*EXERCISE*
How many lines in these records hold the string "this"? State only that number.

*Collected data*
----------------------------------------

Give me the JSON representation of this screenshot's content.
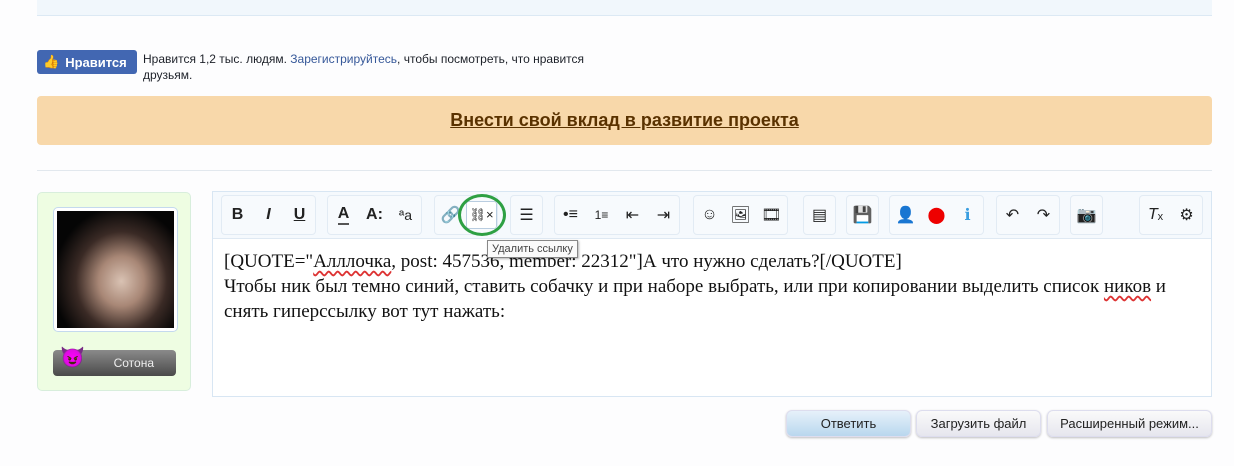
{
  "facebook": {
    "like_label": "Нравится",
    "count_text": "Нравится 1,2 тыс. людям.",
    "register_link": "Зарегистрируйтесь",
    "rest_text": ", чтобы посмотреть, что нравится друзьям."
  },
  "banner": {
    "link": "Внести свой вклад в развитие проекта"
  },
  "user": {
    "rank": "Сотона"
  },
  "toolbar": {
    "tooltip": "Удалить ссылку",
    "items": [
      "bold",
      "italic",
      "underline",
      "font-color",
      "font-size",
      "font-family",
      "link",
      "unlink",
      "align",
      "bullet-list",
      "numbered-list",
      "outdent",
      "indent",
      "smilies",
      "image",
      "media",
      "insert",
      "save",
      "user",
      "alert",
      "info",
      "undo",
      "redo",
      "camera",
      "remove-format",
      "bbcode"
    ]
  },
  "editor": {
    "line1_a": "[QUOTE=\"",
    "line1_name": "Алллочка",
    "line1_b": ", post: 457536, member: 22312\"]А что нужно сделать?[/QUOTE]",
    "line2": "Чтобы ник был темно синий, ставить собачку и при наборе выбрать, или при копировании выделить список ",
    "line2_sp": "ников",
    "line2_end": " и снять гиперссылку вот тут нажать:"
  },
  "buttons": {
    "reply": "Ответить",
    "upload": "Загрузить файл",
    "advanced": "Расширенный режим..."
  }
}
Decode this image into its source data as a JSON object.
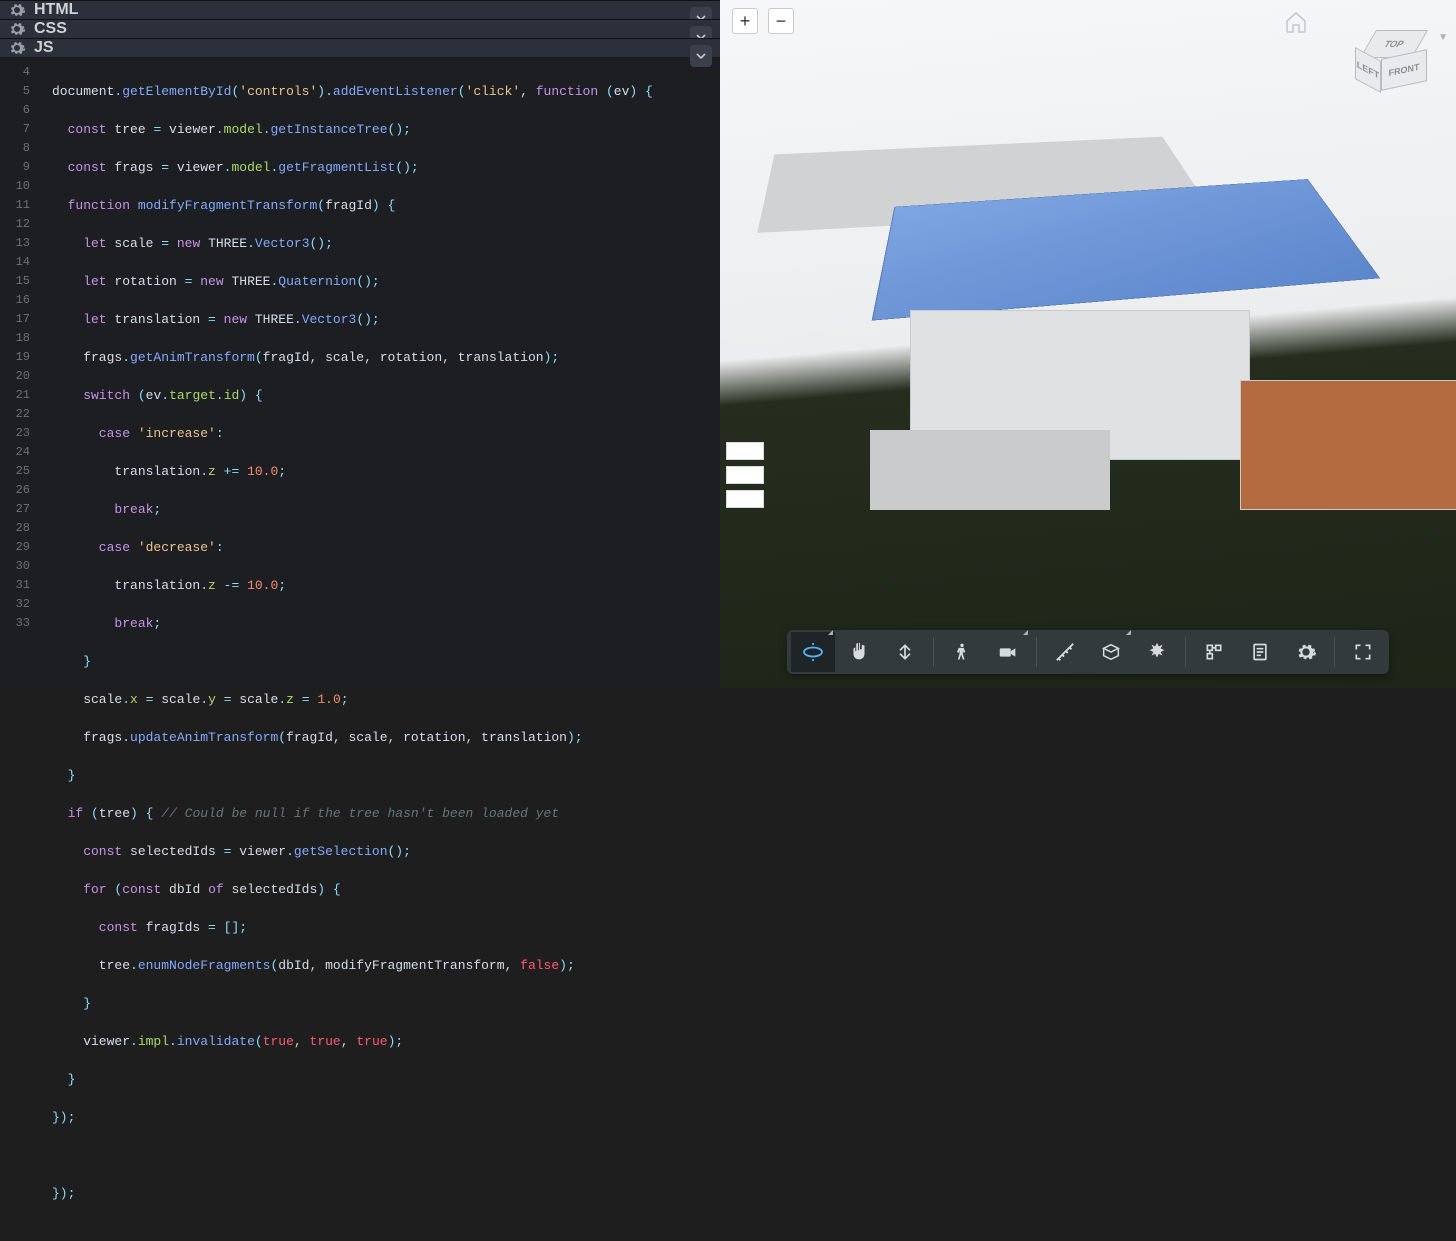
{
  "panels": {
    "html": "HTML",
    "css": "CSS",
    "js": "JS"
  },
  "zoom": {
    "plus": "+",
    "minus": "−"
  },
  "viewcube": {
    "top": "TOP",
    "left": "LEFT",
    "front": "FRONT"
  },
  "lines": [
    "4",
    "5",
    "6",
    "7",
    "8",
    "9",
    "10",
    "11",
    "12",
    "13",
    "14",
    "15",
    "16",
    "17",
    "18",
    "19",
    "20",
    "21",
    "22",
    "23",
    "24",
    "25",
    "26",
    "27",
    "28",
    "29",
    "30",
    "31",
    "32",
    "33"
  ],
  "code": {
    "l4a": "document",
    "l4b": ".",
    "l4c": "getElementById",
    "l4d": "(",
    "l4e": "'controls'",
    "l4f": ").",
    "l4g": "addEventListener",
    "l4h": "(",
    "l4i": "'click'",
    "l4j": ", ",
    "l4k": "function",
    "l4l": " (",
    "l4m": "ev",
    "l4n": ") {",
    "l5a": "  const ",
    "l5b": "tree ",
    "l5c": "= ",
    "l5d": "viewer",
    "l5e": ".",
    "l5f": "model",
    "l5g": ".",
    "l5h": "getInstanceTree",
    "l5i": "();",
    "l6a": "  const ",
    "l6b": "frags ",
    "l6c": "= ",
    "l6d": "viewer",
    "l6e": ".",
    "l6f": "model",
    "l6g": ".",
    "l6h": "getFragmentList",
    "l6i": "();",
    "l7a": "  function ",
    "l7b": "modifyFragmentTransform",
    "l7c": "(",
    "l7d": "fragId",
    "l7e": ") {",
    "l8a": "    let ",
    "l8b": "scale ",
    "l8c": "= ",
    "l8d": "new ",
    "l8e": "THREE",
    "l8f": ".",
    "l8g": "Vector3",
    "l8h": "();",
    "l9a": "    let ",
    "l9b": "rotation ",
    "l9c": "= ",
    "l9d": "new ",
    "l9e": "THREE",
    "l9f": ".",
    "l9g": "Quaternion",
    "l9h": "();",
    "l10a": "    let ",
    "l10b": "translation ",
    "l10c": "= ",
    "l10d": "new ",
    "l10e": "THREE",
    "l10f": ".",
    "l10g": "Vector3",
    "l10h": "();",
    "l11a": "    frags",
    "l11b": ".",
    "l11c": "getAnimTransform",
    "l11d": "(",
    "l11e": "fragId",
    "l11f": ", ",
    "l11g": "scale",
    "l11h": ", ",
    "l11i": "rotation",
    "l11j": ", ",
    "l11k": "translation",
    "l11l": ");",
    "l12a": "    switch ",
    "l12b": "(",
    "l12c": "ev",
    "l12d": ".",
    "l12e": "target",
    "l12f": ".",
    "l12g": "id",
    "l12h": ") {",
    "l13a": "      case ",
    "l13b": "'increase'",
    "l13c": ":",
    "l14a": "        translation",
    "l14b": ".",
    "l14c": "z ",
    "l14d": "+= ",
    "l14e": "10.0",
    "l14f": ";",
    "l15a": "        break",
    "l15b": ";",
    "l16a": "      case ",
    "l16b": "'decrease'",
    "l16c": ":",
    "l17a": "        translation",
    "l17b": ".",
    "l17c": "z ",
    "l17d": "-= ",
    "l17e": "10.0",
    "l17f": ";",
    "l18a": "        break",
    "l18b": ";",
    "l19a": "    }",
    "l20a": "    scale",
    "l20b": ".",
    "l20c": "x ",
    "l20d": "= ",
    "l20e": "scale",
    "l20f": ".",
    "l20g": "y ",
    "l20h": "= ",
    "l20i": "scale",
    "l20j": ".",
    "l20k": "z ",
    "l20l": "= ",
    "l20m": "1.0",
    "l20n": ";",
    "l21a": "    frags",
    "l21b": ".",
    "l21c": "updateAnimTransform",
    "l21d": "(",
    "l21e": "fragId",
    "l21f": ", ",
    "l21g": "scale",
    "l21h": ", ",
    "l21i": "rotation",
    "l21j": ", ",
    "l21k": "translation",
    "l21l": ");",
    "l22a": "  }",
    "l23a": "  if ",
    "l23b": "(",
    "l23c": "tree",
    "l23d": ") { ",
    "l23e": "// Could be null if the tree hasn't been loaded yet",
    "l24a": "    const ",
    "l24b": "selectedIds ",
    "l24c": "= ",
    "l24d": "viewer",
    "l24e": ".",
    "l24f": "getSelection",
    "l24g": "();",
    "l25a": "    for ",
    "l25b": "(",
    "l25c": "const ",
    "l25d": "dbId ",
    "l25e": "of ",
    "l25f": "selectedIds",
    "l25g": ") {",
    "l26a": "      const ",
    "l26b": "fragIds ",
    "l26c": "= [];",
    "l27a": "      tree",
    "l27b": ".",
    "l27c": "enumNodeFragments",
    "l27d": "(",
    "l27e": "dbId",
    "l27f": ", ",
    "l27g": "modifyFragmentTransform",
    "l27h": ", ",
    "l27i": "false",
    "l27j": ");",
    "l28a": "    }",
    "l29a": "    viewer",
    "l29b": ".",
    "l29c": "impl",
    "l29d": ".",
    "l29e": "invalidate",
    "l29f": "(",
    "l29g": "true",
    "l29h": ", ",
    "l29i": "true",
    "l29j": ", ",
    "l29k": "true",
    "l29l": ");",
    "l30a": "  }",
    "l31a": "});",
    "l32a": "",
    "l33a": "});"
  }
}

----------------------------------------

*RIGHT ANSWER*
2